:: What the task requires ::
Below are some records. Pull every line that contains the word "波段顶底".

:: Collected data entries ::
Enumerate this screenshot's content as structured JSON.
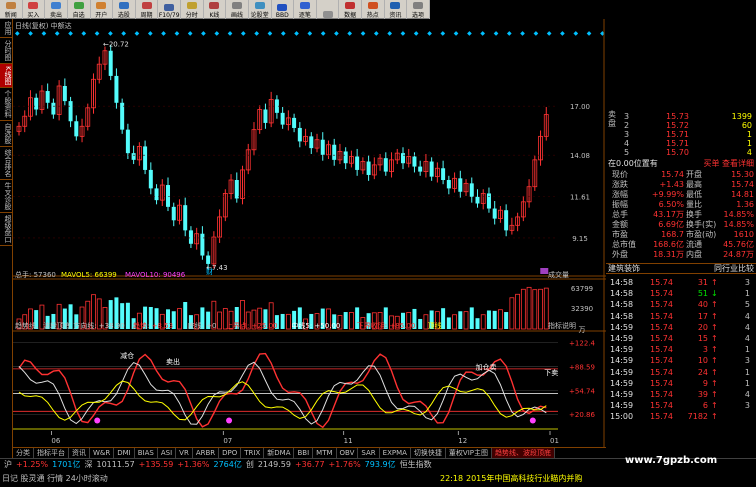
{
  "toolbar": {
    "buttons": [
      {
        "label": "新闻",
        "color": "#c08040"
      },
      {
        "label": "买入",
        "color": "#d04040"
      },
      {
        "label": "卖出",
        "color": "#4080d0"
      },
      {
        "label": "自选",
        "color": "#40a040"
      },
      {
        "label": "开户",
        "color": "#d08030"
      },
      {
        "label": "选股",
        "color": "#3070c0"
      },
      {
        "label": "周期",
        "color": "#c04040"
      },
      {
        "label": "F10/79",
        "color": "#4060a0"
      },
      {
        "label": "分时",
        "color": "#c0a030"
      },
      {
        "label": "K线",
        "color": "#b04040"
      },
      {
        "label": "画线",
        "color": "#808080"
      },
      {
        "label": "论股堂",
        "color": "#4090c0"
      },
      {
        "label": "BBD",
        "color": "#2050c0"
      },
      {
        "label": "逐笔",
        "color": "#3060d0"
      },
      {
        "label": "",
        "color": "#909090"
      },
      {
        "label": "数据",
        "color": "#c03030"
      },
      {
        "label": "热点",
        "color": "#d05020"
      },
      {
        "label": "资讯",
        "color": "#2060b0"
      },
      {
        "label": "选项",
        "color": "#808080"
      }
    ]
  },
  "left_tabs": [
    {
      "label": "应用",
      "active": false
    },
    {
      "label": "分时图",
      "active": false
    },
    {
      "label": "K线图",
      "active": true
    },
    {
      "label": "个股资料",
      "active": false
    },
    {
      "label": "自选股",
      "active": false
    },
    {
      "label": "综合排名",
      "active": false
    },
    {
      "label": "牛叉诊股",
      "active": false
    },
    {
      "label": "超级盘口",
      "active": false
    }
  ],
  "chart_title": "日线(复权)  中额达",
  "main_chart": {
    "price_labels": [
      {
        "text": "17.00",
        "price": 17.0
      },
      {
        "text": "14.08",
        "price": 14.08
      },
      {
        "text": "11.61",
        "price": 11.61
      },
      {
        "text": "9.15",
        "price": 9.15
      }
    ],
    "annotations": {
      "high": "←20.72",
      "low": "←7.43",
      "marker": "财",
      "marker2": "权"
    },
    "candles_x_domain": [
      0,
      110
    ]
  },
  "volume_panel": {
    "title": "总手: 57360",
    "mavol5": "MAVOL5: 66399",
    "mavol10": "MAVOL10: 90496",
    "button": "成交量",
    "labels": [
      {
        "text": "63799",
        "value": 63799
      },
      {
        "text": "32390",
        "value": 32390
      },
      {
        "text": "万",
        "value": 0
      }
    ]
  },
  "indicator_panel": {
    "title": "趋势线、波段顶底  方向线: +38.90",
    "items": [
      {
        "text": "趋势: +8.53",
        "color": "#ff3232"
      },
      {
        "text": "底线: +0",
        "color": "#c0c0c0"
      },
      {
        "text": "上界点: +25.00",
        "color": "#ff3232"
      },
      {
        "text": "中线5: +50.00",
        "color": "#ffffff"
      },
      {
        "text": "下界收阴: +85.00",
        "color": "#ff3232"
      },
      {
        "text": "顶线",
        "color": "#ffff00"
      }
    ],
    "button": "指标说明",
    "labels": [
      {
        "text": "+122.4",
        "value": 122.4
      },
      {
        "text": "+88.59",
        "value": 88.59
      },
      {
        "text": "+54.74",
        "value": 54.74
      },
      {
        "text": "+20.86",
        "value": 20.86
      }
    ],
    "annotations": [
      "减仓",
      "卖出",
      "加仓卖",
      "下卖"
    ]
  },
  "x_axis": [
    "06",
    "07",
    "11",
    "12",
    "01"
  ],
  "info_panel": {
    "title": "建筑装饰",
    "ask": [
      {
        "level": "3",
        "price": "15.73",
        "vol": "1399"
      },
      {
        "level": "2",
        "price": "15.72",
        "vol": "60"
      },
      {
        "level": "3",
        "price": "15.71",
        "vol": "1"
      },
      {
        "level": "4",
        "price": "15.71",
        "vol": "1"
      },
      {
        "level": "5",
        "price": "15.70",
        "vol": "4"
      }
    ],
    "ask_label": "卖盘",
    "bid_header": {
      "left": "在0.00位置有",
      "right": "买单 查看详细"
    },
    "stats": [
      {
        "l1": "现价",
        "v1": "15.74",
        "l2": "开盘",
        "v2": "15.30"
      },
      {
        "l1": "涨跌",
        "v1": "+1.43",
        "l2": "最高",
        "v2": "15.74"
      },
      {
        "l1": "涨幅",
        "v1": "+9.99%",
        "l2": "最低",
        "v2": "14.81"
      },
      {
        "l1": "振幅",
        "v1": "6.50%",
        "l2": "量比",
        "v2": "1.36"
      },
      {
        "l1": "总手",
        "v1": "43.17万",
        "l2": "换手",
        "v2": "14.85%"
      },
      {
        "l1": "金额",
        "v1": "6.69亿",
        "l2": "换手(实)",
        "v2": "14.85%"
      },
      {
        "l1": "市盈",
        "v1": "168.7",
        "l2": "市盈(动)",
        "v2": "1610"
      },
      {
        "l1": "总市值",
        "v1": "168.6亿",
        "l2": "流通",
        "v2": "45.76亿"
      },
      {
        "l1": "外盘",
        "v1": "18.31万",
        "l2": "内盘",
        "v2": "24.87万"
      }
    ],
    "trades_header": {
      "left": "建筑装饰",
      "right": "同行业比较"
    },
    "trades": [
      {
        "time": "14:58",
        "price": "15.74",
        "vol": "31",
        "dir": "up",
        "n": "3"
      },
      {
        "time": "14:58",
        "price": "15.74",
        "vol": "51",
        "dir": "down",
        "n": "1"
      },
      {
        "time": "14:58",
        "price": "15.74",
        "vol": "40",
        "dir": "up",
        "n": "5"
      },
      {
        "time": "14:58",
        "price": "15.74",
        "vol": "17",
        "dir": "up",
        "n": "4"
      },
      {
        "time": "14:59",
        "price": "15.74",
        "vol": "20",
        "dir": "up",
        "n": "4"
      },
      {
        "time": "14:59",
        "price": "15.74",
        "vol": "15",
        "dir": "up",
        "n": "4"
      },
      {
        "time": "14:59",
        "price": "15.74",
        "vol": "3",
        "dir": "up",
        "n": "1"
      },
      {
        "time": "14:59",
        "price": "15.74",
        "vol": "10",
        "dir": "up",
        "n": "3"
      },
      {
        "time": "14:59",
        "price": "15.74",
        "vol": "24",
        "dir": "up",
        "n": "1"
      },
      {
        "time": "14:59",
        "price": "15.74",
        "vol": "9",
        "dir": "up",
        "n": "1"
      },
      {
        "time": "14:59",
        "price": "15.74",
        "vol": "39",
        "dir": "up",
        "n": "4"
      },
      {
        "time": "14:59",
        "price": "15.74",
        "vol": "6",
        "dir": "up",
        "n": "3"
      },
      {
        "time": "15:00",
        "price": "15.74",
        "vol": "7182",
        "dir": "up",
        "n": ""
      }
    ]
  },
  "bottom_tabs": [
    {
      "label": "分类",
      "active": false
    },
    {
      "label": "指标平台",
      "active": false
    },
    {
      "label": "资讯",
      "active": false
    },
    {
      "label": "W&R",
      "active": false
    },
    {
      "label": "DMI",
      "active": false
    },
    {
      "label": "BIAS",
      "active": false
    },
    {
      "label": "ASI",
      "active": false
    },
    {
      "label": "VR",
      "active": false
    },
    {
      "label": "ARBR",
      "active": false
    },
    {
      "label": "DPO",
      "active": false
    },
    {
      "label": "TRIX",
      "active": false
    },
    {
      "label": "新DMA",
      "active": false
    },
    {
      "label": "BBI",
      "active": false
    },
    {
      "label": "MTM",
      "active": false
    },
    {
      "label": "OBV",
      "active": false
    },
    {
      "label": "SAR",
      "active": false
    },
    {
      "label": "EXPMA",
      "active": false
    },
    {
      "label": "切换快捷",
      "active": false
    },
    {
      "label": "董权VIP主图",
      "active": false
    },
    {
      "label": "趋势线、波段顶底",
      "active": true
    }
  ],
  "status_bar": {
    "items": [
      {
        "text": "沪",
        "color": "#c0c0c0"
      },
      {
        "text": "+1.25%",
        "color": "#ff3232"
      },
      {
        "text": "1701亿",
        "color": "#00c0ff"
      },
      {
        "text": "深",
        "color": "#c0c0c0"
      },
      {
        "text": "10111.57",
        "color": "#c0c0c0"
      },
      {
        "text": "+135.59",
        "color": "#ff3232"
      },
      {
        "text": "+1.36%",
        "color": "#ff3232"
      },
      {
        "text": "2764亿",
        "color": "#00c0ff"
      },
      {
        "text": "创",
        "color": "#c0c0c0"
      },
      {
        "text": "2149.59",
        "color": "#c0c0c0"
      },
      {
        "text": "+36.77",
        "color": "#ff3232"
      },
      {
        "text": "+1.76%",
        "color": "#ff3232"
      },
      {
        "text": "793.9亿",
        "color": "#00c0ff"
      },
      {
        "text": "恒生指数",
        "color": "#c0c0c0"
      }
    ]
  },
  "bottom_bar": {
    "left": "日记  股灵通  行情  24小时滚动",
    "time": "22:18",
    "news": "2015年中国高科技行业瞄内并购",
    "watermark": "www.7gpzb.com"
  }
}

:: Task solution ::
    "title": "趋势线、波段顶底  方向线: +38.90",
      "label": "趋势线、波段顶底",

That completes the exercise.